Extracted entries start

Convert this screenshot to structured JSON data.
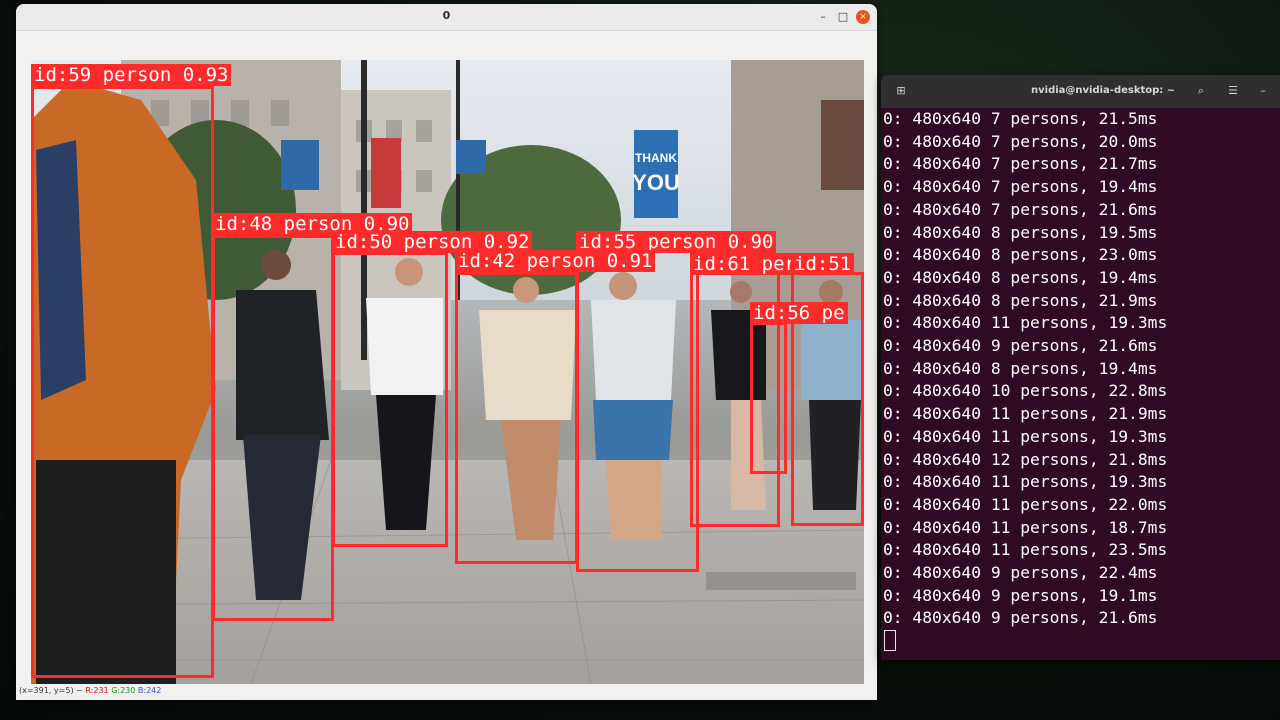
{
  "viewer": {
    "title": "0",
    "controls": {
      "minimize": "–",
      "maximize": "□",
      "close": "×"
    },
    "status": {
      "coords": "(x=391, y=5) ~",
      "r": "R:231",
      "g": "G:230",
      "b": "B:242"
    }
  },
  "detections": [
    {
      "label": "id:59 person 0.93"
    },
    {
      "label": "id:48 person 0.90"
    },
    {
      "label": "id:50 person 0.92"
    },
    {
      "label": "id:55 person 0.90"
    },
    {
      "label": "id:42 person 0.91"
    },
    {
      "label": "id:61 person"
    },
    {
      "label": "id:51"
    },
    {
      "label": "id:56 pe"
    }
  ],
  "scene": {
    "sign_line1": "THANK",
    "sign_line2": "YOU"
  },
  "terminal": {
    "title": "nvidia@nvidia-desktop: ~",
    "icons": [
      "new-tab-icon",
      "search-icon",
      "menu-icon",
      "minimize-icon",
      "close-icon"
    ],
    "lines": [
      "0: 480x640 7 persons, 21.5ms",
      "0: 480x640 7 persons, 20.0ms",
      "0: 480x640 7 persons, 21.7ms",
      "0: 480x640 7 persons, 19.4ms",
      "0: 480x640 7 persons, 21.6ms",
      "0: 480x640 8 persons, 19.5ms",
      "0: 480x640 8 persons, 23.0ms",
      "0: 480x640 8 persons, 19.4ms",
      "0: 480x640 8 persons, 21.9ms",
      "0: 480x640 11 persons, 19.3ms",
      "0: 480x640 9 persons, 21.6ms",
      "0: 480x640 8 persons, 19.4ms",
      "0: 480x640 10 persons, 22.8ms",
      "0: 480x640 11 persons, 21.9ms",
      "0: 480x640 11 persons, 19.3ms",
      "0: 480x640 12 persons, 21.8ms",
      "0: 480x640 11 persons, 19.3ms",
      "0: 480x640 11 persons, 22.0ms",
      "0: 480x640 11 persons, 18.7ms",
      "0: 480x640 11 persons, 23.5ms",
      "0: 480x640 9 persons, 22.4ms",
      "0: 480x640 9 persons, 19.1ms",
      "0: 480x640 9 persons, 21.6ms"
    ]
  },
  "colors": {
    "box": "#ff2a2a",
    "terminal_bg": "#300a24",
    "close_button": "#e95420"
  }
}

Extracted entries end

> **Directions**:
Search the records for the word "label" and copy every line where it occurs.

> **The response**:
      "label": "id:59 person 0.93"
      "label": "id:48 person 0.90"
      "label": "id:50 person 0.92"
      "label": "id:55 person 0.90"
      "label": "id:42 person 0.91"
      "label": "id:61 person"
      "label": "id:51"
      "label": "id:56 pe"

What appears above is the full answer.